# DATA SECTION:
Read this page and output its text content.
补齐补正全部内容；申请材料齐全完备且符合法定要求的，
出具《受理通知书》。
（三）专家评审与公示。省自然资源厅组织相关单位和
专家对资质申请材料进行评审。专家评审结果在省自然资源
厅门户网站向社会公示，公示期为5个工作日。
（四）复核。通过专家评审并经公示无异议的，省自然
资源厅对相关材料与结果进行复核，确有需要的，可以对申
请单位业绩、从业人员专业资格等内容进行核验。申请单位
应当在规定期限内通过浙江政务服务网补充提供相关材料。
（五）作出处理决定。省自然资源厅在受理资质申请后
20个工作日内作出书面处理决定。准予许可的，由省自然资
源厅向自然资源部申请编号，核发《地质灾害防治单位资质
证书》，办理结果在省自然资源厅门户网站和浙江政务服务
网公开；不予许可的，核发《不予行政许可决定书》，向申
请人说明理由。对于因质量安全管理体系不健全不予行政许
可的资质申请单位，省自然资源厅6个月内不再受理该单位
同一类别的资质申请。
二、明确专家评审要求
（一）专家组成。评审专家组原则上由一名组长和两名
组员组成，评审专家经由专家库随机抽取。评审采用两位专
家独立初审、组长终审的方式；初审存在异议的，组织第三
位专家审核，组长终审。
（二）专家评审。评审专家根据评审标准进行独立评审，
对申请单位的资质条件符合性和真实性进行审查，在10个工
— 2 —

# WHAT THIS TASK INVOLVES:
Please repeat the material above, word for word and in full.

# RESULT OF THE TASK:
Read this page and output its text content.
补齐补正全部内容；申请材料齐全完备且符合法定要求的，
出具《受理通知书》。
（三）专家评审与公示。省自然资源厅组织相关单位和
专家对资质申请材料进行评审。专家评审结果在省自然资源
厅门户网站向社会公示，公示期为5个工作日。
（四）复核。通过专家评审并经公示无异议的，省自然
资源厅对相关材料与结果进行复核，确有需要的，可以对申
请单位业绩、从业人员专业资格等内容进行核验。申请单位
应当在规定期限内通过浙江政务服务网补充提供相关材料。
（五）作出处理决定。省自然资源厅在受理资质申请后
20个工作日内作出书面处理决定。准予许可的，由省自然资
源厅向自然资源部申请编号，核发《地质灾害防治单位资质
证书》，办理结果在省自然资源厅门户网站和浙江政务服务
网公开；不予许可的，核发《不予行政许可决定书》，向申
请人说明理由。对于因质量安全管理体系不健全不予行政许
可的资质申请单位，省自然资源厅6个月内不再受理该单位
同一类别的资质申请。
二、明确专家评审要求
（一）专家组成。评审专家组原则上由一名组长和两名
组员组成，评审专家经由专家库随机抽取。评审采用两位专
家独立初审、组长终审的方式；初审存在异议的，组织第三
位专家审核，组长终审。
（二）专家评审。评审专家根据评审标准进行独立评审，
对申请单位的资质条件符合性和真实性进行审查，在10个工
— 2 —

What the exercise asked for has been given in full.